◆ **What you have to do**:
Reproduce the listing below word for word, starting at its first line and ending at the line containing "374, 774, 393]".

— Start —

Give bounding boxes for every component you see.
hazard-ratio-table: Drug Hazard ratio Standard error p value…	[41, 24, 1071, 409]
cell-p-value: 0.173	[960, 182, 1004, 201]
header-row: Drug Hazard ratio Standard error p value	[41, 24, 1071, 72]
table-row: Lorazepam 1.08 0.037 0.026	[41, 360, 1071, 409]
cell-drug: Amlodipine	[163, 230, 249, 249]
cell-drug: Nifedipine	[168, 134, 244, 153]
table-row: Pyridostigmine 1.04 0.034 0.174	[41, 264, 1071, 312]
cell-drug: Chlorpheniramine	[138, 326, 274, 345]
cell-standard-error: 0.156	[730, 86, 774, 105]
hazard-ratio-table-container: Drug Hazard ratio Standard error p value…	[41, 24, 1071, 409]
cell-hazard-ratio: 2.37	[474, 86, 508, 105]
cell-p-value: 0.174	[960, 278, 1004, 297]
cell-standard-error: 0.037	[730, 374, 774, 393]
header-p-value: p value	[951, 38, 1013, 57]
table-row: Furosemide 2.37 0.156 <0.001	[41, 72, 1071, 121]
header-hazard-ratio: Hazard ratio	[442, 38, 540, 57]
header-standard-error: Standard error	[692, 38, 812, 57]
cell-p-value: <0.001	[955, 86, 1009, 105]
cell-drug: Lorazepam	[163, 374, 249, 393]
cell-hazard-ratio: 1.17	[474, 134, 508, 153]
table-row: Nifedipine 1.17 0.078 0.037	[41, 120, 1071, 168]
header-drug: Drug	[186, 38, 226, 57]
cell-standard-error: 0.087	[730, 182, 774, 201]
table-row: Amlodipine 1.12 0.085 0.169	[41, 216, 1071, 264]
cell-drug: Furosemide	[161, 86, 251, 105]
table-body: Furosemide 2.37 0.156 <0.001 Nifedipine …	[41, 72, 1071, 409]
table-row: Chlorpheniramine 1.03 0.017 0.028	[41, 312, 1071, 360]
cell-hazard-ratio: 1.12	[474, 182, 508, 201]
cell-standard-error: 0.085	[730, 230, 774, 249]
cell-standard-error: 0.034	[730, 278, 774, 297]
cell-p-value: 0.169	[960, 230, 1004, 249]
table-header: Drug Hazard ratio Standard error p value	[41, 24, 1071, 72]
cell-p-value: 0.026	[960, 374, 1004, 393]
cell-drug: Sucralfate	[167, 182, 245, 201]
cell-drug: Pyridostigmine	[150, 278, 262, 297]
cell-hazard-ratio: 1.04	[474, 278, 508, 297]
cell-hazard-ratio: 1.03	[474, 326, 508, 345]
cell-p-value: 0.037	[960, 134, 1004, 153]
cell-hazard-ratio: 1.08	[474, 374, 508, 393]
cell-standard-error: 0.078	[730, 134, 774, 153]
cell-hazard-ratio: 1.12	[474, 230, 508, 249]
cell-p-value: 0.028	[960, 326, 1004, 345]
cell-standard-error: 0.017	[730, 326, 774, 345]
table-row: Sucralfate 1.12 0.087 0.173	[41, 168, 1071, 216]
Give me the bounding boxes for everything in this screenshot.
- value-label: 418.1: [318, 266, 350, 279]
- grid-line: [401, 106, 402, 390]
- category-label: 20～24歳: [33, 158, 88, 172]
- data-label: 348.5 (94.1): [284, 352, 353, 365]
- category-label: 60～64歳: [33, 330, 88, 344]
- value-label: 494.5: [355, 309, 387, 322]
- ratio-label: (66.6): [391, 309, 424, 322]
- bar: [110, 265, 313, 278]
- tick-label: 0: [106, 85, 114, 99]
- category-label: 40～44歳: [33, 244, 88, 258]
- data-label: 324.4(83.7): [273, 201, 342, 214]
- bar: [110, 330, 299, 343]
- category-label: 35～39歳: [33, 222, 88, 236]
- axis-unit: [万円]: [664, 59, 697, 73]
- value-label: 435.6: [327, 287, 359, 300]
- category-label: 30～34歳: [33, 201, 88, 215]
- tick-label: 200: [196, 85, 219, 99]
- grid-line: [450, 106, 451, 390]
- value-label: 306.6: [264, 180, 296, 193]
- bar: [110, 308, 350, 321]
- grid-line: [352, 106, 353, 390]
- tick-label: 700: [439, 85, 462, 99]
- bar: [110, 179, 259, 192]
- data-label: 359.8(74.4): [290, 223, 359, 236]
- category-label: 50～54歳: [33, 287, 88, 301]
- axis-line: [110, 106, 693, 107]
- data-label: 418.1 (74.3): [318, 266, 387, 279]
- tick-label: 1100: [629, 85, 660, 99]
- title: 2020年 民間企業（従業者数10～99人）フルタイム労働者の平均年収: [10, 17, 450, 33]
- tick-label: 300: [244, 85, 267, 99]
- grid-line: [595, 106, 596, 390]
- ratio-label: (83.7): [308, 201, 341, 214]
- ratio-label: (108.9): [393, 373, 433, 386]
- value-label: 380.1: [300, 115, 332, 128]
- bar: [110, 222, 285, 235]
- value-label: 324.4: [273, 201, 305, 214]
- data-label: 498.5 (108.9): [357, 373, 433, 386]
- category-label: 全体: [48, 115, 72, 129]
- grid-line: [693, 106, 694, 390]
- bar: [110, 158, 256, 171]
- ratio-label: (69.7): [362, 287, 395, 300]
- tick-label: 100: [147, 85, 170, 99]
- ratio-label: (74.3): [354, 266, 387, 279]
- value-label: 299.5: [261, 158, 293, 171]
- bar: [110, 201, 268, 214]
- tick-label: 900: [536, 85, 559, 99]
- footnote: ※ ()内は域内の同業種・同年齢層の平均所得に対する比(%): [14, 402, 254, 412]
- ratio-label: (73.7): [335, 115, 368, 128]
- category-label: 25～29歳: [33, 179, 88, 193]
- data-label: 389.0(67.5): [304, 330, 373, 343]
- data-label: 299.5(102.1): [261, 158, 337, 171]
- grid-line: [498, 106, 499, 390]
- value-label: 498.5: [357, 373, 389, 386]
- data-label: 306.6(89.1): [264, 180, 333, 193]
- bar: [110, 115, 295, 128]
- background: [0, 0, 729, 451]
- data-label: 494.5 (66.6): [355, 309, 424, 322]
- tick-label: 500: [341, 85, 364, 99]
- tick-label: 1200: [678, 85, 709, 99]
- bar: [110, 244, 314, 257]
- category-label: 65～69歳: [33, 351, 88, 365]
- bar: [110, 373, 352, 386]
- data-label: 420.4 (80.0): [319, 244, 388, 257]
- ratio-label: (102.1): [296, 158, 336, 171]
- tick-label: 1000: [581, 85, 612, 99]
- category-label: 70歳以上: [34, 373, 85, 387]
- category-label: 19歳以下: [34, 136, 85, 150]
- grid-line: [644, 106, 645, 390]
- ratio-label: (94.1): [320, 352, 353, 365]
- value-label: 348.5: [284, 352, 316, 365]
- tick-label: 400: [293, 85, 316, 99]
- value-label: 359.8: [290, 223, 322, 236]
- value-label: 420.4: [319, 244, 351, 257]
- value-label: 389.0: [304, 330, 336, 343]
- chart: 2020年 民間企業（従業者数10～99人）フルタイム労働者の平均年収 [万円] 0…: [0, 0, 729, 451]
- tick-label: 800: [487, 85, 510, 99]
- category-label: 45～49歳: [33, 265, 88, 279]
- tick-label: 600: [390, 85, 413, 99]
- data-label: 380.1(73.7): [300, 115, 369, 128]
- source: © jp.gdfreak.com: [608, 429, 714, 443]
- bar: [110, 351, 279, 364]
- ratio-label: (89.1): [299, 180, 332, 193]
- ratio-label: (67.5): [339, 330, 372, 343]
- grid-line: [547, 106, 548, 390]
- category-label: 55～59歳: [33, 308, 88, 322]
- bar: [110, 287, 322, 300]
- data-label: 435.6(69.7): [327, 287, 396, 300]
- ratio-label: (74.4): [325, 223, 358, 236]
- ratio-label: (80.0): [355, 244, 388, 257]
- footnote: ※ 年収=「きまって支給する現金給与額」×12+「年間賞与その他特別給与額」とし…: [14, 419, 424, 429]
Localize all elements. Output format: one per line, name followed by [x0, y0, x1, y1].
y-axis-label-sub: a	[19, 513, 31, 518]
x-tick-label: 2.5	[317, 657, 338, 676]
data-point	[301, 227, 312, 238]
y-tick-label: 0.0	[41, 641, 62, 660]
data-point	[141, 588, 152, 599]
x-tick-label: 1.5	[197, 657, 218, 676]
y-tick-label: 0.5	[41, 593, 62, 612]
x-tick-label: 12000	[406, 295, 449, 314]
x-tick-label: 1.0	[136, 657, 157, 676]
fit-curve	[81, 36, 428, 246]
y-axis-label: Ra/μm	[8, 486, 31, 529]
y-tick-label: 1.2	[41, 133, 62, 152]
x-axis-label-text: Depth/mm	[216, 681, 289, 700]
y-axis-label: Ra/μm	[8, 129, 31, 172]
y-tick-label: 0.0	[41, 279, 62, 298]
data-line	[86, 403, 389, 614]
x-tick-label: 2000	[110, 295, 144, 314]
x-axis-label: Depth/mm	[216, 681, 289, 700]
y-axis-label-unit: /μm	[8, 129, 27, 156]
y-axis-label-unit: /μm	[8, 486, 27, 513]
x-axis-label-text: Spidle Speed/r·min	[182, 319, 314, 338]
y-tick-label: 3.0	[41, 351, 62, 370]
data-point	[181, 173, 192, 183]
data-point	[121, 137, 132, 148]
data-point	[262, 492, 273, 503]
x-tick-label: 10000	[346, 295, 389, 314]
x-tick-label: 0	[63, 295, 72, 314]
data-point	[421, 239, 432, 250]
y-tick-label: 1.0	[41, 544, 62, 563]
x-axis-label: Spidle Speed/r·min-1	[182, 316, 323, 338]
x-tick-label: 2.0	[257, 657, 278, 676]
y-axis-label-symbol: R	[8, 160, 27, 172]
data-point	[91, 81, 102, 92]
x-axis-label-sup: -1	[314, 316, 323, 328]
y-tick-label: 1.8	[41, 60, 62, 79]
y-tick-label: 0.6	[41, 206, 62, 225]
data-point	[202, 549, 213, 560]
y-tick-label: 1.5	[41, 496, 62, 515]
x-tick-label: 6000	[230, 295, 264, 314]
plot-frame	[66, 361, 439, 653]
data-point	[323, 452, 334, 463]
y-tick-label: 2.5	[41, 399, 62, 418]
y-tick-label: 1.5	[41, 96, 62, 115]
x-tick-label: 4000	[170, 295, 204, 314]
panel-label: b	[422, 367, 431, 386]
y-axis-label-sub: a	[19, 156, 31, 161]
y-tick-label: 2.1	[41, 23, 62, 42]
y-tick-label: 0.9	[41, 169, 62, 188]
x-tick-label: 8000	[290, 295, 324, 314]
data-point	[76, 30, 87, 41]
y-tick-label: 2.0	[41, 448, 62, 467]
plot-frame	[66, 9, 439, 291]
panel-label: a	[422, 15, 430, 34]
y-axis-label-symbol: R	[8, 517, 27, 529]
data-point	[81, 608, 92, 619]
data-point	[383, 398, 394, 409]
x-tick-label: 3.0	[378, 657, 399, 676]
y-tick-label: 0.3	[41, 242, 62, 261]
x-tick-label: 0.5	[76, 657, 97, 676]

— End —

◆ **Task answer**:
Give bounding boxes for every component you see.
hazard-ratio-table: Drug Hazard ratio Standard error p value…	[41, 24, 1071, 409]
cell-p-value: 0.173	[960, 182, 1004, 201]
header-row: Drug Hazard ratio Standard error p value	[41, 24, 1071, 72]
table-row: Lorazepam 1.08 0.037 0.026	[41, 360, 1071, 409]
cell-drug: Amlodipine	[163, 230, 249, 249]
cell-drug: Nifedipine	[168, 134, 244, 153]
table-row: Pyridostigmine 1.04 0.034 0.174	[41, 264, 1071, 312]
cell-drug: Chlorpheniramine	[138, 326, 274, 345]
cell-standard-error: 0.156	[730, 86, 774, 105]
hazard-ratio-table-container: Drug Hazard ratio Standard error p value…	[41, 24, 1071, 409]
cell-hazard-ratio: 2.37	[474, 86, 508, 105]
cell-p-value: 0.174	[960, 278, 1004, 297]
cell-standard-error: 0.037	[730, 374, 774, 393]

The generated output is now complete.